(Collection entries)
-- start --

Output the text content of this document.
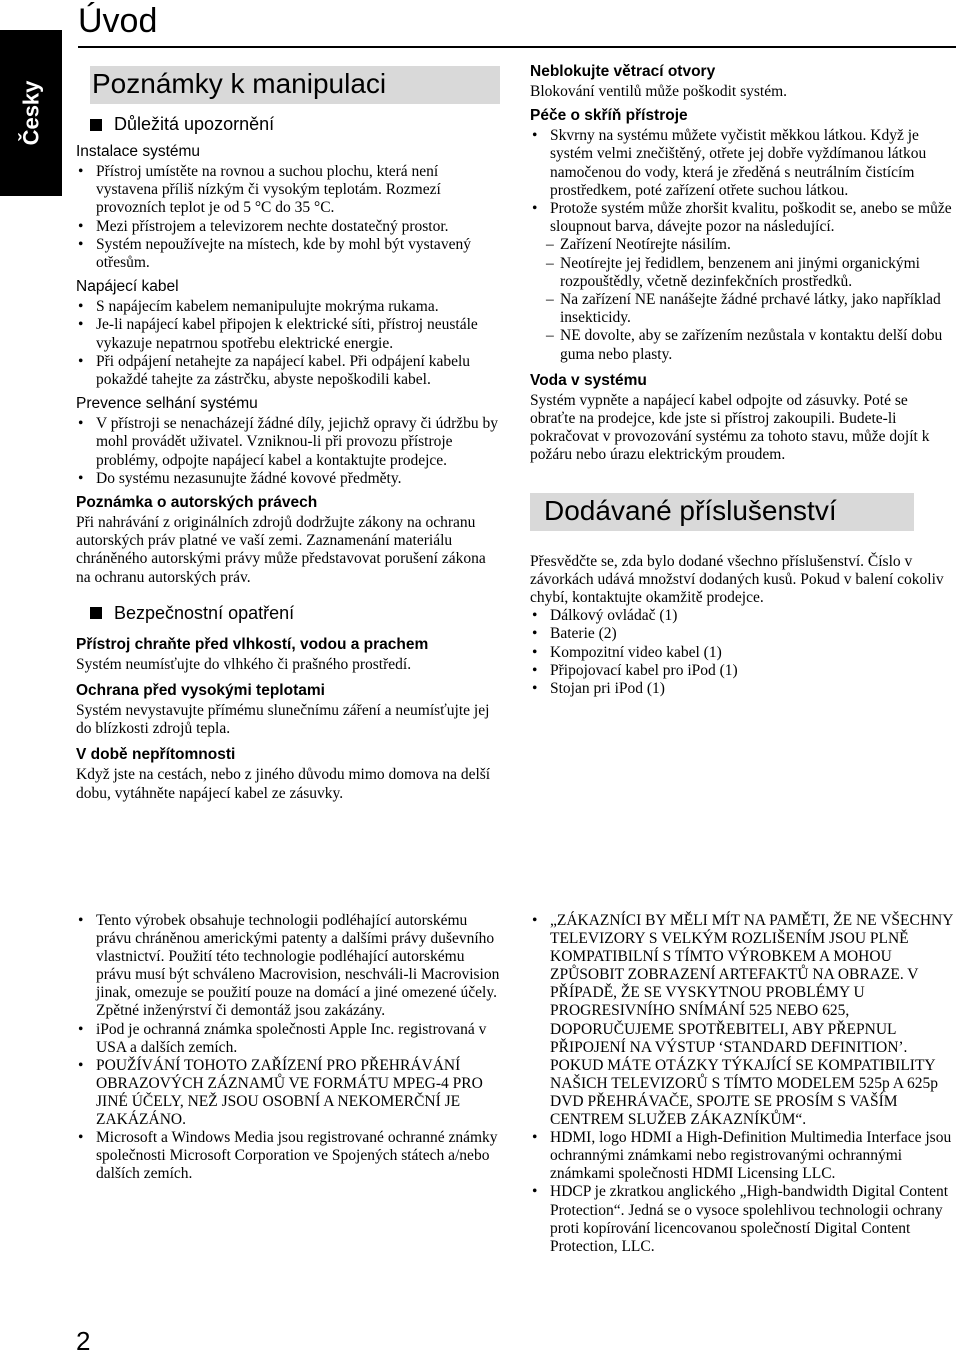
Česky
Úvod
Poznámky k manipulaci
Důležitá upozornění
Instalace systému
• Přístroj umístěte na rovnou a suchou plochu, která není vystavena příliš nízkým či vysokým teplotám. Rozmezí provozních teplot je od 5 °C do 35 °C.
• Mezi přístrojem a televizorem nechte dostatečný prostor.
• Systém nepoužívejte na místech, kde by mohl být vystavený otřesům.
Napájecí kabel
• S napájecím kabelem nemanipulujte mokrýma rukama.
• Je-li napájecí kabel připojen k elektrické síti, přístroj neustále vykazuje nepatrnou spotřebu elektrické energie.
• Při odpájení netahejte za napájecí kabel. Při odpájení kabelu pokaždé tahejte za zástrčku, abyste nepoškodili kabel.
Prevence selhání systému
• V přístroji se nenacházejí žádné díly, jejichž opravy či údržbu by mohl provádět uživatel. Vzniknou-li při provozu přístroje problémy, odpojte napájecí kabel a kontaktujte prodejce.
• Do systému nezasunujte žádné kovové předměty.
Poznámka o autorských právech

Při nahrávání z originálních zdrojů dodržujte zákony na ochranu autorských práv platné ve vaší zemi. Zaznamenání materiálu chráněného autorskými právy může představovat porušení zákona na ochranu autorských práv.

Bezpečnostní opatření
Přístroj chraňte před vlhkostí, vodou a prachem

Systém neumísťujte do vlhkého či prašného prostředí.

Ochrana před vysokými teplotami

Systém nevystavujte přímému slunečnímu záření a neumísťujte jej do blízkosti zdrojů tepla.

V době nepřítomnosti

Když jste na cestách, nebo z jiného důvodu mimo domova na delší dobu, vytáhněte napájecí kabel ze zásuvky.

Neblokujte větrací otvory

Blokování ventilů může poškodit systém.

Péče o skříň přístroje
• Skvrny na systému můžete vyčistit měkkou látkou. Když je systém velmi znečištěný, otřete jej dobře vyždímanou látkou namočenou do vody, která je zředěná s neutrálním čistícím prostředkem, poté zařízení otřete suchou látkou.
• Protože systém může zhoršit kvalitu, poškodit se, anebo se může sloupnout barva, dávejte pozor na následující.
– Zařízení Neotírejte násilím.
– Neotírejte jej ředidlem, benzenem ani jinými organickými rozpouštědly, včetně dezinfekčních prostředků.
– Na zařízení NE nanášejte žádné prchavé látky, jako například insekticidy.
– NE dovolte, aby se zařízením nezůstala v kontaktu delší dobu guma nebo plasty.
Voda v systému

Systém vypněte a napájecí kabel odpojte od zásuvky. Poté se obraťte na prodejce, kde jste si přístroj zakoupili. Budete-li pokračovat v provozování systému za tohoto stavu, může dojít k požáru nebo úrazu elektrickým proudem.

Dodávané příslušenství

Přesvědčte se, zda bylo dodané všechno příslušenství. Číslo v závorkách udává množství dodaných kusů. Pokud v balení cokoliv chybí, kontaktujte okamžitě prodejce.

• Dálkový ovládač (1)
• Baterie (2)
• Kompozitní video kabel (1)
• Připojovací kabel pro iPod (1)
• Stojan pri iPod (1)
• Tento výrobek obsahuje technologii podléhající autorskému právu chráněnou americkými patenty a dalšími právy duševního vlastnictví. Použití této technologie podléhající autorskému právu musí být schváleno Macrovision, neschváli-li Macrovision jinak, omezuje se použití pouze na domácí a jiné omezené účely. Zpětné inženýrství či demontáž jsou zakázány.
• iPod je ochranná známka společnosti Apple Inc. registrovaná v USA a dalších zemích.
• POUŽÍVÁNÍ TOHOTO ZAŘÍZENÍ PRO PŘEHRÁVÁNÍ OBRAZOVÝCH ZÁZNAMŮ VE FORMÁTU MPEG-4 PRO JINÉ ÚČELY, NEŽ JSOU OSOBNÍ A NEKOMERČNÍ JE ZAKÁZÁNO.
• Microsoft a Windows Media jsou registrované ochranné známky společnosti Microsoft Corporation ve Spojených státech a/nebo dalších zemích.
• „ZÁKAZNÍCI BY MĚLI MÍT NA PAMĚTI, ŽE NE VŠECHNY TELEVIZORY S VELKÝM ROZLIŠENÍM JSOU PLNĚ KOMPATIBILNÍ S TÍMTO VÝROBKEM A MOHOU ZPŮSOBIT ZOBRAZENÍ ARTEFAKTŮ NA OBRAZE. V PŘÍPADĚ, ŽE SE VYSKYTNOU PROBLÉMY U PROGRESIVNÍHO SNÍMÁNÍ 525 NEBO 625, DOPORUČUJEME SPOTŘEBITELI, ABY PŘEPNUL PŘIPOJENÍ NA VÝSTUP ‘STANDARD DEFINITION’. POKUD MÁTE OTÁZKY TÝKAJÍCÍ SE KOMPATIBILITY NAŠICH TELEVIZORŮ S TÍMTO MODELEM 525p A 625p DVD PŘEHRÁVAČE, SPOJTE SE PROSÍM S VAŠÍM CENTREM SLUŽEB ZÁKAZNÍKŮM“.
• HDMI, logo HDMI a High-Definition Multimedia Interface jsou ochrannými známkami nebo registrovanými ochrannými známkami společnosti HDMI Licensing LLC.
• HDCP je zkratkou anglického „High-bandwidth Digital Content Protection“. Jedná se o vysoce spolehlivou technologii ochrany proti kopírování licencovanou společností Digital Content Protection, LLC.
2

-- end --

## [Exercise prompt]
Tally up the lines in the preceding listing that contain the string "iPod". Respond with the number and nothing else.

## [Solution to this exercise]
3